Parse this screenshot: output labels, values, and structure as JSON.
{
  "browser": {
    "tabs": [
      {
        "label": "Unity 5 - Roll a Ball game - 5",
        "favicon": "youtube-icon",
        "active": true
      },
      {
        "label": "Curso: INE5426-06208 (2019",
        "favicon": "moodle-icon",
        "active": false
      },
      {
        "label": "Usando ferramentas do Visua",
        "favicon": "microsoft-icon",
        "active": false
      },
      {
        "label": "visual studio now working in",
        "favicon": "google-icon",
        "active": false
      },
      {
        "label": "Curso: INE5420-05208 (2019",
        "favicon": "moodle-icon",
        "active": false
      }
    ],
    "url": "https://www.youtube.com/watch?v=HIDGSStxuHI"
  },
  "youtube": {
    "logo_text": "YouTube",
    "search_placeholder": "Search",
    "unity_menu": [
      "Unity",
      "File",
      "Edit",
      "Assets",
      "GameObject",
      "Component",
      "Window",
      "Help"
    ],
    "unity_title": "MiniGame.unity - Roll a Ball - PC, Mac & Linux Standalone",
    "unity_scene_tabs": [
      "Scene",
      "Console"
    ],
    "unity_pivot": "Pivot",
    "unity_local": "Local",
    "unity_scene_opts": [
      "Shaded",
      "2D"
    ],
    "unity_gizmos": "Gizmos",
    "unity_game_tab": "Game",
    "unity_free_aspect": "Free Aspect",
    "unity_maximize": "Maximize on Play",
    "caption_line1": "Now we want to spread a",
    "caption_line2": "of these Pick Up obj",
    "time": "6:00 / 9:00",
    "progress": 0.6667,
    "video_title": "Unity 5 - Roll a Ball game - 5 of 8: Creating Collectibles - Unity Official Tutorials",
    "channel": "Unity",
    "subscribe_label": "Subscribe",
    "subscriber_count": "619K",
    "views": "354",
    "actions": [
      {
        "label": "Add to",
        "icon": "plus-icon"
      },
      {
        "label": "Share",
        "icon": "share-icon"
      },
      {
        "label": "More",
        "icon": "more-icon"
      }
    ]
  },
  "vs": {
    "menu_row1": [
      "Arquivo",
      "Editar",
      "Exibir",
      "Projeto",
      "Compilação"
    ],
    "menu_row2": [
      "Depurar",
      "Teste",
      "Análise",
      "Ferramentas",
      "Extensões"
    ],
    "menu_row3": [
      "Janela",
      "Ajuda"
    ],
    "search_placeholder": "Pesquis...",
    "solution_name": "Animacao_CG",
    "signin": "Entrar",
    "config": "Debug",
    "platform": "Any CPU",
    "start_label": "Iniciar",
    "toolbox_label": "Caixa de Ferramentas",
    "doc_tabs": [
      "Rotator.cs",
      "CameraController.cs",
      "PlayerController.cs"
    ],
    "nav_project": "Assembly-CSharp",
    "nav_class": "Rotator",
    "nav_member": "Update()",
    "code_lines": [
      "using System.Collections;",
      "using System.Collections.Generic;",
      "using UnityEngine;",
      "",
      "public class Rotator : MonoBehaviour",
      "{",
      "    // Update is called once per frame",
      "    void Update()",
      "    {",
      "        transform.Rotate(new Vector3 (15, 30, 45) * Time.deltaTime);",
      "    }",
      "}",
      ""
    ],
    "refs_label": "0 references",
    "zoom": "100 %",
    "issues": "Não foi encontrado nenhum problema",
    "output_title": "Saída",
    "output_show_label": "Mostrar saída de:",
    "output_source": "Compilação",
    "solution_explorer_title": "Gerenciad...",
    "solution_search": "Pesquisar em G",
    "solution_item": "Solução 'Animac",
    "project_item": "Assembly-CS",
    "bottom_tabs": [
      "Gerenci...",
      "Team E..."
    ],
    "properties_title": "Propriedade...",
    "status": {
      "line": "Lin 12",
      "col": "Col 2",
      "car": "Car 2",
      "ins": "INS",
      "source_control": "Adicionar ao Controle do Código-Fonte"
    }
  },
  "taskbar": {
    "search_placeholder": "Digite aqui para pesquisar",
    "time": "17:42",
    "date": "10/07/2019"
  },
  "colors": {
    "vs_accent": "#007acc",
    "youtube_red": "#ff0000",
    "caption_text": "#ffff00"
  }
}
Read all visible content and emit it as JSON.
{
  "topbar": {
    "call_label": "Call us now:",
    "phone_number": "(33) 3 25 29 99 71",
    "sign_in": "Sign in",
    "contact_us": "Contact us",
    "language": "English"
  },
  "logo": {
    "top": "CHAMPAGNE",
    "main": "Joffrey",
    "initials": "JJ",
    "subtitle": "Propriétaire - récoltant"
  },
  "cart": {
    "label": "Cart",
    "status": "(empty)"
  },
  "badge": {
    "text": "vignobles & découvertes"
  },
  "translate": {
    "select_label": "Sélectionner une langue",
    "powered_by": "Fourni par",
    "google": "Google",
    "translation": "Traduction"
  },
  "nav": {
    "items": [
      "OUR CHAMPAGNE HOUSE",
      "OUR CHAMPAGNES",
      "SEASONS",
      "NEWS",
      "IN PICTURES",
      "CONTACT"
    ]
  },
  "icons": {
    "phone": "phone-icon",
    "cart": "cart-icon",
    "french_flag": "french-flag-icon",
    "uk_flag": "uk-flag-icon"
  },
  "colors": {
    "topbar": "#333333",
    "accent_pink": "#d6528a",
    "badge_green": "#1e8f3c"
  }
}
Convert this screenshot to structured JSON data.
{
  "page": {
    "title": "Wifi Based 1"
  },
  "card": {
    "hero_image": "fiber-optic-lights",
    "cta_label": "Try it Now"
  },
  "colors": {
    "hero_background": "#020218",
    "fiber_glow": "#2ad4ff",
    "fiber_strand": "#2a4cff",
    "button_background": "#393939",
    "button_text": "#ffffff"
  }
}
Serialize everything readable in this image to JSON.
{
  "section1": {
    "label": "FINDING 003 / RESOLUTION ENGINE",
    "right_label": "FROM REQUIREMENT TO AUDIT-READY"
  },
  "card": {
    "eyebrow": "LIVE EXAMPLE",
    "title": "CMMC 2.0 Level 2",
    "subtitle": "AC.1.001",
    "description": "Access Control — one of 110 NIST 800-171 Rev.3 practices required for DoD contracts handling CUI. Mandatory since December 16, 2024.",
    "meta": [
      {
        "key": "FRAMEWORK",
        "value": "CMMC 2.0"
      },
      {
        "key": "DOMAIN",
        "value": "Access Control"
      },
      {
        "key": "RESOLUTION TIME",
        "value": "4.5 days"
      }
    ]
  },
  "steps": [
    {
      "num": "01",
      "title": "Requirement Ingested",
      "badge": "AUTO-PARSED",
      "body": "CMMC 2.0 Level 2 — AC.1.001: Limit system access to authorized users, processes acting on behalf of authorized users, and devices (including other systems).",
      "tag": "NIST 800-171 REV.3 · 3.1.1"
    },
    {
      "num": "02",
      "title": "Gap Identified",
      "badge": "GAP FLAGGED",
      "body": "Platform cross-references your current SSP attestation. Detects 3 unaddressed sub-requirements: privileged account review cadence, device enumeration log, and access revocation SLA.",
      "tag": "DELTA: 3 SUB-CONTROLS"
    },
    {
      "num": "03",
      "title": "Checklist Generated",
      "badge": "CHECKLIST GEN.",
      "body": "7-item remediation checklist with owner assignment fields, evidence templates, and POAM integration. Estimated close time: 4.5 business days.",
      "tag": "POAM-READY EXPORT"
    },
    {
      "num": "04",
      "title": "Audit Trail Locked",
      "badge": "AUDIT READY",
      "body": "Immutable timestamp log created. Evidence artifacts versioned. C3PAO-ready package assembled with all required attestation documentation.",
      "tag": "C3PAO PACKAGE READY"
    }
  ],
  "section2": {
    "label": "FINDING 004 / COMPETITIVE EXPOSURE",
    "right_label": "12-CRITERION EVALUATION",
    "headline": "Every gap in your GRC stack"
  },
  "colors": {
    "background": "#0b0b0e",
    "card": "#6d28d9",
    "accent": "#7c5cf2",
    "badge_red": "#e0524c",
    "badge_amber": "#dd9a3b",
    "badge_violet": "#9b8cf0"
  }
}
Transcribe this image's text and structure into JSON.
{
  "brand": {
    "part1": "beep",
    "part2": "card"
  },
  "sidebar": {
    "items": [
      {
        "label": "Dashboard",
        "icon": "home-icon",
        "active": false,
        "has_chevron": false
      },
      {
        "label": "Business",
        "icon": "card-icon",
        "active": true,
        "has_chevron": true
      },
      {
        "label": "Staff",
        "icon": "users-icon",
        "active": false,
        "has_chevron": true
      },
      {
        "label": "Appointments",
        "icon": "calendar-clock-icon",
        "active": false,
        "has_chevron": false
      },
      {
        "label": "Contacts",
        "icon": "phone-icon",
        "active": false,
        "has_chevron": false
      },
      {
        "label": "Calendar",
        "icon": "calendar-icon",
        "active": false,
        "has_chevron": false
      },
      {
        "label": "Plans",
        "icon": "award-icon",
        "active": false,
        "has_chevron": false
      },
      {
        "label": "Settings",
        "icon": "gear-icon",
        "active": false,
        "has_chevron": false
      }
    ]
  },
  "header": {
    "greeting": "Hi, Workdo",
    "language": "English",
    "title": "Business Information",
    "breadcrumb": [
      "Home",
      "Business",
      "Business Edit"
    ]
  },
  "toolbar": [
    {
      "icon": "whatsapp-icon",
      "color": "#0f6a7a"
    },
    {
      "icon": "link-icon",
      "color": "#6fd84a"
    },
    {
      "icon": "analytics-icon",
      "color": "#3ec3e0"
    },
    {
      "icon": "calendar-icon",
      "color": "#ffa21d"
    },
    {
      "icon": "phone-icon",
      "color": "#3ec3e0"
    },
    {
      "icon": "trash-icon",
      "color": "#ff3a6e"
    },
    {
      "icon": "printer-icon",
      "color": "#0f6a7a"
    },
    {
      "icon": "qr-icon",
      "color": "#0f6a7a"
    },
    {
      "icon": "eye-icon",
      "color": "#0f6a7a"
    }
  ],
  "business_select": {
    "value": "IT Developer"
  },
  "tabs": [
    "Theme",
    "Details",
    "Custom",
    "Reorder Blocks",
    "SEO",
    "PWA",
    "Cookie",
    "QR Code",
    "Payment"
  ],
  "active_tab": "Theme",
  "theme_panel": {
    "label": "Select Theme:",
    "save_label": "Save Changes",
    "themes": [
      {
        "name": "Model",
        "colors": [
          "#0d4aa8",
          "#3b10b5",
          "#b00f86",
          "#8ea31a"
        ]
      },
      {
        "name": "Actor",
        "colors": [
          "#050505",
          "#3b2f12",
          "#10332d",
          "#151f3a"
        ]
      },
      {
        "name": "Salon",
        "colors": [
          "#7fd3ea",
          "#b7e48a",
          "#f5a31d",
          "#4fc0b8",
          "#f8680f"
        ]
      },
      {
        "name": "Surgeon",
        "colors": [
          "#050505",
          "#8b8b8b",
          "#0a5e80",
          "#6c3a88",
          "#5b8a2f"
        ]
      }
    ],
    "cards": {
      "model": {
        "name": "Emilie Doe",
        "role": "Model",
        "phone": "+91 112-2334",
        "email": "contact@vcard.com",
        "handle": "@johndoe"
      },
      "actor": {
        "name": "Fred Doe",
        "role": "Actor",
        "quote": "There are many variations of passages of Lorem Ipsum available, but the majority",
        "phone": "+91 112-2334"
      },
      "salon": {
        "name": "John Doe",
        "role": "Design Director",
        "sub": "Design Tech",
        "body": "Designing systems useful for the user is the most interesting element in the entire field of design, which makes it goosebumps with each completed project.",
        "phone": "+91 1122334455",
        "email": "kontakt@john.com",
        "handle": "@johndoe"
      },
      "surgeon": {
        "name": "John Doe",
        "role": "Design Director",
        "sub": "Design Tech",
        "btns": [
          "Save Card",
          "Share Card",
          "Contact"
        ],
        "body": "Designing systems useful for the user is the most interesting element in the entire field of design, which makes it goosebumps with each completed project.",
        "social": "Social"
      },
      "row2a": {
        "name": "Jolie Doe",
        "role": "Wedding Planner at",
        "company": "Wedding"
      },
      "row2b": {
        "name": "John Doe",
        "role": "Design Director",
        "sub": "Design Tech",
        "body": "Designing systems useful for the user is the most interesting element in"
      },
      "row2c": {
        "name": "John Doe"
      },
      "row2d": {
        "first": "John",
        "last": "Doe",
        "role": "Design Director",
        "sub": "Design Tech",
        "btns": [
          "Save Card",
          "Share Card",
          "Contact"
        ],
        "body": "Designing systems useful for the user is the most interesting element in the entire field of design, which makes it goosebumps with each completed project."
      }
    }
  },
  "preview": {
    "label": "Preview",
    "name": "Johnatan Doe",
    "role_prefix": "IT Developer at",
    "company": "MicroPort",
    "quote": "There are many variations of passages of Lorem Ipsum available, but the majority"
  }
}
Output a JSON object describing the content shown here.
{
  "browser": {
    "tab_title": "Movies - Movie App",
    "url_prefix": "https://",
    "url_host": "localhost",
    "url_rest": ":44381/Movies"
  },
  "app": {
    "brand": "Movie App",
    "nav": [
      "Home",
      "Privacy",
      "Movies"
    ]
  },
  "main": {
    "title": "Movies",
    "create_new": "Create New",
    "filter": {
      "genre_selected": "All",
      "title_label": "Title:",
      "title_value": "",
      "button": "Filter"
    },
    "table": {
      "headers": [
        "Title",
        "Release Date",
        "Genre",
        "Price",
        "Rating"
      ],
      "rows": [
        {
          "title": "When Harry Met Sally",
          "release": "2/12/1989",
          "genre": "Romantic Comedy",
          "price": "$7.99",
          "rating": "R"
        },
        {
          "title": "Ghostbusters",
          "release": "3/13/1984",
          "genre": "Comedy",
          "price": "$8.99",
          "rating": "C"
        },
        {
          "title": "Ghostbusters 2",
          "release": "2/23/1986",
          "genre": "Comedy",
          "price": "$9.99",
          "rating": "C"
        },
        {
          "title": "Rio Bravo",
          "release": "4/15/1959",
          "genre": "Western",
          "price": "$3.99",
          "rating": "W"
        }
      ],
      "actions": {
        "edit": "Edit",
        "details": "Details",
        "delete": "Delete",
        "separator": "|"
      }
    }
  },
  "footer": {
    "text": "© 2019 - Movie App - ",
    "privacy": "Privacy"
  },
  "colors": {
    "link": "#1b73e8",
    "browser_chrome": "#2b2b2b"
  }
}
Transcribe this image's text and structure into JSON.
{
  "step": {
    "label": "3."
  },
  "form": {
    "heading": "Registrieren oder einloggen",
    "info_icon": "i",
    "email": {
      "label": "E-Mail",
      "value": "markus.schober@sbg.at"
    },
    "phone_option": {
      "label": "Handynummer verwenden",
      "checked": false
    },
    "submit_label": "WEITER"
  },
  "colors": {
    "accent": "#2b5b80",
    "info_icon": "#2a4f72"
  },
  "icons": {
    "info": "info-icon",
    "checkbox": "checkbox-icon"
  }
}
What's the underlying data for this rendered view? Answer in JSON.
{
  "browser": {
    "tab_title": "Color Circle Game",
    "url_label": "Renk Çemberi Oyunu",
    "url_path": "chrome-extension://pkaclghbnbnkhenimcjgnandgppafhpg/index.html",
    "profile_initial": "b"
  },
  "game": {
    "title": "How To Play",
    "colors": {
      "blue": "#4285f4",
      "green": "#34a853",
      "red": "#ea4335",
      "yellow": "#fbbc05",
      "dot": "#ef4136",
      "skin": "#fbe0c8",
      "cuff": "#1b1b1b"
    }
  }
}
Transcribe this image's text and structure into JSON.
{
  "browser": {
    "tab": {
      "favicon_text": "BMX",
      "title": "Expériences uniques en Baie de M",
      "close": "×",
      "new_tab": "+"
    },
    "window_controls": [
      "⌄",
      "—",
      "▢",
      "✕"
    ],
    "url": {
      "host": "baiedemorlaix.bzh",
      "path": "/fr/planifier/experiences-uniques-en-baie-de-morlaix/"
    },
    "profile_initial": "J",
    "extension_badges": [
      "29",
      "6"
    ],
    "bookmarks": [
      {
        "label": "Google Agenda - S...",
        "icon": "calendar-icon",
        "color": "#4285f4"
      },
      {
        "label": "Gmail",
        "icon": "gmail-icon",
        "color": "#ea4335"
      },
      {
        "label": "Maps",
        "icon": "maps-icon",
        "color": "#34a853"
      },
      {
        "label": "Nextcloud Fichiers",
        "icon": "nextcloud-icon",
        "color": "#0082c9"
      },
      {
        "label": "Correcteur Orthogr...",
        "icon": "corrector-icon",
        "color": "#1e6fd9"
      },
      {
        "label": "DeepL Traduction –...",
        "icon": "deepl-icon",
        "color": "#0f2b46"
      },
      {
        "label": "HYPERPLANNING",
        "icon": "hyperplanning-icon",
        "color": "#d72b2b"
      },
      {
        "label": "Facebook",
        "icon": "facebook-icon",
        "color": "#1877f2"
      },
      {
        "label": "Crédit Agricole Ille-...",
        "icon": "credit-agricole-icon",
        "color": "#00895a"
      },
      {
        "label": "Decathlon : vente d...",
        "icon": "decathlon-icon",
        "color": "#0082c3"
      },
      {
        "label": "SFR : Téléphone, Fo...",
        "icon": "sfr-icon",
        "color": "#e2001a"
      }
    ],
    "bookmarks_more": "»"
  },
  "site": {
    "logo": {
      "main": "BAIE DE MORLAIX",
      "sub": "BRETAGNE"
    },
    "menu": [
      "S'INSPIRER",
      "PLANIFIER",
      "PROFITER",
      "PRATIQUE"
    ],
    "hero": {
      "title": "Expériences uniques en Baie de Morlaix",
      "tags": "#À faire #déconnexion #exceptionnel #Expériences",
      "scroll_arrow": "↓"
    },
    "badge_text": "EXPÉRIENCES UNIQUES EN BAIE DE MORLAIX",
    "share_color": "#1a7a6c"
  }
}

**INSTRUCTIONS TO FOLLOW:**
Look through the entries and find each line that has the string "quote". Copy those lines.

**RESULT OF THIS EXERCISE:**
        "quote": "There are many variations of passages of Lorem Ipsum available, but the majority",
    "quote": "There are many variations of passages of Lorem Ipsum available, but the majority"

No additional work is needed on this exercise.